ENTRADAS DE DATOS |
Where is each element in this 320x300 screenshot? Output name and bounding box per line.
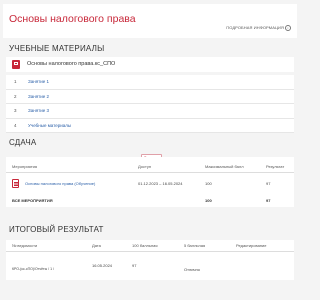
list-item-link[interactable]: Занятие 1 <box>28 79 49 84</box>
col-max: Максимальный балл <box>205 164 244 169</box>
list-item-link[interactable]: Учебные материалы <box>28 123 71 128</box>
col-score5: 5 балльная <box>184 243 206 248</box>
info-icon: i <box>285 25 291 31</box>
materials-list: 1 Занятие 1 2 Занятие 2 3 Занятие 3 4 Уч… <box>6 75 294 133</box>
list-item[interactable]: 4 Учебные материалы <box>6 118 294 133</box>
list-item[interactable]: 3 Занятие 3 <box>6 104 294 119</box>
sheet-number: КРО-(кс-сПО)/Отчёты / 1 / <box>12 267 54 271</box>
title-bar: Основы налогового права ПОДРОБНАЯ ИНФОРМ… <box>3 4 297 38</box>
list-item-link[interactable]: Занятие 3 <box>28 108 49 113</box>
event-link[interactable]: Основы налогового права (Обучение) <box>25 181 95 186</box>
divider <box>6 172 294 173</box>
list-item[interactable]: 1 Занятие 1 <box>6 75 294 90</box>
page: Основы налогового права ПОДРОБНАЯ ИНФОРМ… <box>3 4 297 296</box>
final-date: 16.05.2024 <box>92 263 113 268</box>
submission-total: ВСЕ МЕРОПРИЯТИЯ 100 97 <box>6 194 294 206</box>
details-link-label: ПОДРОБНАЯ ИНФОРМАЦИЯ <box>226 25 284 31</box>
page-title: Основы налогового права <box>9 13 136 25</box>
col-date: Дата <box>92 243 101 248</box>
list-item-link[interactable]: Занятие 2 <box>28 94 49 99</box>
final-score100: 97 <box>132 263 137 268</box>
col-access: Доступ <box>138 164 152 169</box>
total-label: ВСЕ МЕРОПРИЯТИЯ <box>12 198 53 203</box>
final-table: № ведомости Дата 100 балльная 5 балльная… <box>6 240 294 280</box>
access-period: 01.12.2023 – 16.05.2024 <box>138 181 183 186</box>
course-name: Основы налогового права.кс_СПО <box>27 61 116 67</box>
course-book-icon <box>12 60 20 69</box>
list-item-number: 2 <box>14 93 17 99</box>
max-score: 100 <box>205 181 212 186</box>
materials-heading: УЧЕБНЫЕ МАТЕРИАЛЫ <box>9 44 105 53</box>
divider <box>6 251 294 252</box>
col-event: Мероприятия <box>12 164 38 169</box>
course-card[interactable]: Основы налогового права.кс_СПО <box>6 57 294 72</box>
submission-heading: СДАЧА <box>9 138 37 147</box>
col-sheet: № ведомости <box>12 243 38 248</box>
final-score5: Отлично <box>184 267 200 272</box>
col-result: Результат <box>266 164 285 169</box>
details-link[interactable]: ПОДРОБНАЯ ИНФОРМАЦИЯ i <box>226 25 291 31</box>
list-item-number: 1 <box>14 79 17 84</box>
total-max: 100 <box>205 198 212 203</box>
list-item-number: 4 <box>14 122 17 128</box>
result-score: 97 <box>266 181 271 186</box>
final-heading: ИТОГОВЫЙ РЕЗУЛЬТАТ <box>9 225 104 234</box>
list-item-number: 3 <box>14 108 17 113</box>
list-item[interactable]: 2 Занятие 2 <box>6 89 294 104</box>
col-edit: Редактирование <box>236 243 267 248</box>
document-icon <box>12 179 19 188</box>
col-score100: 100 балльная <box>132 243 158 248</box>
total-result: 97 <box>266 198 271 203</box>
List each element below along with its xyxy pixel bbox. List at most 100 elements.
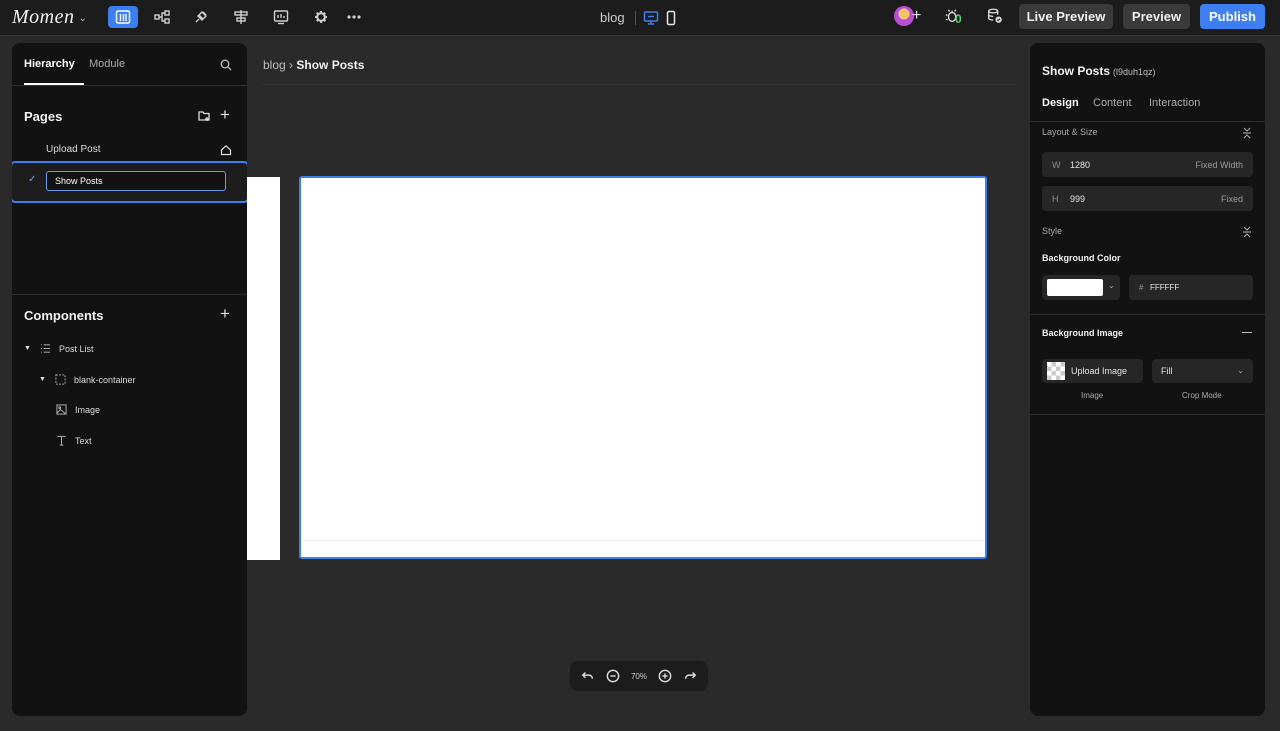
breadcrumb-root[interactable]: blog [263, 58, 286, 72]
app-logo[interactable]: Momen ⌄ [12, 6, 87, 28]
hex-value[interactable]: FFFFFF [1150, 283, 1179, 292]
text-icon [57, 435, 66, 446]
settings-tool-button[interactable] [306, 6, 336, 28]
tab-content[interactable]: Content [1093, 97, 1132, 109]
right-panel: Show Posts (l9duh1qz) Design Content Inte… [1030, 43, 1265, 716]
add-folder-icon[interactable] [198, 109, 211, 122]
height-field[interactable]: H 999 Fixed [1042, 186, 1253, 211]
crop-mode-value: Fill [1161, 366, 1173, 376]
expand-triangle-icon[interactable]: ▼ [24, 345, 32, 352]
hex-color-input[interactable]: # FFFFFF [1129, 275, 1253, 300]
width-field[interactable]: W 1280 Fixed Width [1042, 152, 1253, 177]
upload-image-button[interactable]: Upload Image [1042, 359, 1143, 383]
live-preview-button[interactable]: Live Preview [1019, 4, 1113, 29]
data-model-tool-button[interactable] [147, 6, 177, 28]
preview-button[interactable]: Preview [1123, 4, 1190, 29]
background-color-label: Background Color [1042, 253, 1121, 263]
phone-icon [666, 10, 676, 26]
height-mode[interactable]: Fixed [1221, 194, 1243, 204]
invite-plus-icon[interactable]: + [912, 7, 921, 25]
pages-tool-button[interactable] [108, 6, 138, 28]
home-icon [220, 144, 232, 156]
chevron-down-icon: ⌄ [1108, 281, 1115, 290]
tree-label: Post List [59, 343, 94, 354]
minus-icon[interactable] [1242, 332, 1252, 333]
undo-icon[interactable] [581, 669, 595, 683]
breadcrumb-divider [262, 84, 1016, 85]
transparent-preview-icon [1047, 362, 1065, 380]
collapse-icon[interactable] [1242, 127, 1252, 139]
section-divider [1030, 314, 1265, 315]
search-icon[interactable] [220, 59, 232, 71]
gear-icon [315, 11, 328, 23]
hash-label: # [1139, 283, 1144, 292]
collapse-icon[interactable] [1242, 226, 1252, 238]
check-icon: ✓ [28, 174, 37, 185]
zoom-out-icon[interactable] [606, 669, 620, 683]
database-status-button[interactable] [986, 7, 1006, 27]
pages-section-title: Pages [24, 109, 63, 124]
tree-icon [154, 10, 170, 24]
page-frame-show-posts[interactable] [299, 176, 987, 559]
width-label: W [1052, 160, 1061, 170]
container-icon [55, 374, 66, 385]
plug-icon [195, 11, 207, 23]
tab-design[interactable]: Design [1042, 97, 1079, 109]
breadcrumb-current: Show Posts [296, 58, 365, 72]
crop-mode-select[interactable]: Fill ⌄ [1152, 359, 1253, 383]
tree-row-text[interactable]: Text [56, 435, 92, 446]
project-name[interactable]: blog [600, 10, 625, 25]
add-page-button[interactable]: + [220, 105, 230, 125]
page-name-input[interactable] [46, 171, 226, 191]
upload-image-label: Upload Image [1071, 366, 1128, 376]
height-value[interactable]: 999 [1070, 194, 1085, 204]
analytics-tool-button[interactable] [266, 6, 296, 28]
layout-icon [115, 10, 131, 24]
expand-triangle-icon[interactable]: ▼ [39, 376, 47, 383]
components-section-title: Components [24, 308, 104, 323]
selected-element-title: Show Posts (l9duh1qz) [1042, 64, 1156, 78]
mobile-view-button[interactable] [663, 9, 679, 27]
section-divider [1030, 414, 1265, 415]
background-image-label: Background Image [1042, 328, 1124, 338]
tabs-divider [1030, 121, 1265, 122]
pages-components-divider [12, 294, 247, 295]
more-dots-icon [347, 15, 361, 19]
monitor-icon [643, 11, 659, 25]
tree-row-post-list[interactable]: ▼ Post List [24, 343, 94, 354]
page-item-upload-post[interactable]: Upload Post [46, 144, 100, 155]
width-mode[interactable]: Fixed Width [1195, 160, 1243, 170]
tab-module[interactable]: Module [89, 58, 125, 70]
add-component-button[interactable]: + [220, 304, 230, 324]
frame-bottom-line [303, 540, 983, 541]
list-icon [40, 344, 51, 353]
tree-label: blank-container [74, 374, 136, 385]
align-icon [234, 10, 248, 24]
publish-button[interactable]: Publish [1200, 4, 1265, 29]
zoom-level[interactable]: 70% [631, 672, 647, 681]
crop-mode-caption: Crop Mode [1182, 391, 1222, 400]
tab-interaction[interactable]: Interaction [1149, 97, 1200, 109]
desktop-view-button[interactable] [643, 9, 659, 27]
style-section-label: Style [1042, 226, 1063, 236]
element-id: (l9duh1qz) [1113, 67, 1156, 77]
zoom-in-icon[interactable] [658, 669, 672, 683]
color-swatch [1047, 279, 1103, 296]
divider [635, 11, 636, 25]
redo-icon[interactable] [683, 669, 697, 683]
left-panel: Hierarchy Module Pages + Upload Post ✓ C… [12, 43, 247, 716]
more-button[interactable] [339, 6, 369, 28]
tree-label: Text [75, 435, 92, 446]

TAREA DEL EJERCICIO |
Por favor, edita las líneas que empiezan con la que contiene "breadcrumb-root[interactable]: blog [263, 58, 286, 72]" y siguen hasta la que contiene "tab-design[interactable]: Design [1042, 97, 1079, 109]", ambas incluidas: cambia "Fixed" por "Auto" y deja todo lo demás igual.

SOLUCIÓN ESCRITA |
breadcrumb-root[interactable]: blog [263, 58, 286, 72]
app-logo[interactable]: Momen ⌄ [12, 6, 87, 28]
hex-value[interactable]: FFFFFF [1150, 283, 1179, 292]
text-icon [57, 435, 66, 446]
settings-tool-button[interactable] [306, 6, 336, 28]
tab-content[interactable]: Content [1093, 97, 1132, 109]
right-panel: Show Posts (l9duh1qz) Design Content Inte… [1030, 43, 1265, 716]
add-folder-icon[interactable] [198, 109, 211, 122]
height-field[interactable]: H 999 Auto [1042, 186, 1253, 211]
crop-mode-value: Fill [1161, 366, 1173, 376]
expand-triangle-icon[interactable]: ▼ [24, 345, 32, 352]
hex-color-input[interactable]: # FFFFFF [1129, 275, 1253, 300]
width-field[interactable]: W 1280 Auto Width [1042, 152, 1253, 177]
upload-image-button[interactable]: Upload Image [1042, 359, 1143, 383]
live-preview-button[interactable]: Live Preview [1019, 4, 1113, 29]
data-model-tool-button[interactable] [147, 6, 177, 28]
preview-button[interactable]: Preview [1123, 4, 1190, 29]
background-color-label: Background Color [1042, 253, 1121, 263]
phone-icon [666, 10, 676, 26]
height-mode[interactable]: Auto [1221, 194, 1243, 204]
invite-plus-icon[interactable]: + [912, 7, 921, 25]
pages-tool-button[interactable] [108, 6, 138, 28]
home-icon [220, 144, 232, 156]
chevron-down-icon: ⌄ [1108, 281, 1115, 290]
tree-label: Post List [59, 343, 94, 354]
minus-icon[interactable] [1242, 332, 1252, 333]
undo-icon[interactable] [581, 669, 595, 683]
breadcrumb-divider [262, 84, 1016, 85]
transparent-preview-icon [1047, 362, 1065, 380]
collapse-icon[interactable] [1242, 127, 1252, 139]
section-divider [1030, 314, 1265, 315]
search-icon[interactable] [220, 59, 232, 71]
gear-icon [315, 11, 328, 23]
hash-label: # [1139, 283, 1144, 292]
collapse-icon[interactable] [1242, 226, 1252, 238]
check-icon: ✓ [28, 174, 37, 185]
zoom-out-icon[interactable] [606, 669, 620, 683]
database-status-button[interactable] [986, 7, 1006, 27]
pages-section-title: Pages [24, 109, 63, 124]
tree-icon [154, 10, 170, 24]
page-frame-show-posts[interactable] [299, 176, 987, 559]
width-label: W [1052, 160, 1061, 170]
container-icon [55, 374, 66, 385]
plug-icon [195, 11, 207, 23]
tab-design[interactable]: Design [1042, 97, 1079, 109]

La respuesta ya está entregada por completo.